— Given records —
__________________________________________________
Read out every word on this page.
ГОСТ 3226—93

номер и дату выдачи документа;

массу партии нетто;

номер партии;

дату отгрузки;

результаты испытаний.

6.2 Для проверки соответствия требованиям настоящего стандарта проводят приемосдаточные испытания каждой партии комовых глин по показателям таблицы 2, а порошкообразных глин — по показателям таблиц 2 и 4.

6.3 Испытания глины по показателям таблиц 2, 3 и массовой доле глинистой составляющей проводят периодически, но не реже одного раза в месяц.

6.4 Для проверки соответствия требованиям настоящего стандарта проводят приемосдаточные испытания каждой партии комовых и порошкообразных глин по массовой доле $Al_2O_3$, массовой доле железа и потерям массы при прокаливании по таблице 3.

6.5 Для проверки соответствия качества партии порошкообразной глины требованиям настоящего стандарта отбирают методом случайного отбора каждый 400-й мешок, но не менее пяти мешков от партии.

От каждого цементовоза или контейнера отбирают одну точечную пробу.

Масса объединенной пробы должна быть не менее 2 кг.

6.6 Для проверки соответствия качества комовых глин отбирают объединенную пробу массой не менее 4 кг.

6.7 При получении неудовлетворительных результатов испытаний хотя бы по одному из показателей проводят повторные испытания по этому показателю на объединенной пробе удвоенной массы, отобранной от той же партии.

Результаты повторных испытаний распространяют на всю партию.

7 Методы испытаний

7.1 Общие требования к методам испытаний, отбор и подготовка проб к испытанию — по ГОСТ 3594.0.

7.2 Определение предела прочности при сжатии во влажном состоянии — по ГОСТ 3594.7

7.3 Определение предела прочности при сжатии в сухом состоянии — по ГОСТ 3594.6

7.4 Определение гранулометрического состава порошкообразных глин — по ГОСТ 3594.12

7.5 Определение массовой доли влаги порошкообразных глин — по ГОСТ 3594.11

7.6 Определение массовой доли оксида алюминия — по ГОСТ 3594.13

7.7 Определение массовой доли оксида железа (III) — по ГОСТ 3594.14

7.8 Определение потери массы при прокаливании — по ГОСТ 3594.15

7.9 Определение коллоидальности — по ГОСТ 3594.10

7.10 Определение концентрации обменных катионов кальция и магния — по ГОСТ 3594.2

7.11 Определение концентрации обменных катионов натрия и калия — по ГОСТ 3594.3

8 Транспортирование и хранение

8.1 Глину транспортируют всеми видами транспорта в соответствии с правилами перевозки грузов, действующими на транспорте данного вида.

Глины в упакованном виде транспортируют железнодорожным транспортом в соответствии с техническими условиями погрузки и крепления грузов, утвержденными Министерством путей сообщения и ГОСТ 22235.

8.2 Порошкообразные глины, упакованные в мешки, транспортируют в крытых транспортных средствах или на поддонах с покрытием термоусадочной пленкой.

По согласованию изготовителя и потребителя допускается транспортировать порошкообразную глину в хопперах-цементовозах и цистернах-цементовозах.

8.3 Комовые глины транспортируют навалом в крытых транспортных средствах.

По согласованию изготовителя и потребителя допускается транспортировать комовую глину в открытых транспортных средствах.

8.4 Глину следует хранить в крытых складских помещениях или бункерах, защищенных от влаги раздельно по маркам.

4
__________________________________________________
— Aim —
Out of the records, collect only those lines that contain the string "катионов".

— Answer for this exercise —
7.10 Определение концентрации обменных катионов кальция и магния — по ГОСТ 3594.2
7.11 Определение концентрации обменных катионов натрия и калия — по ГОСТ 3594.3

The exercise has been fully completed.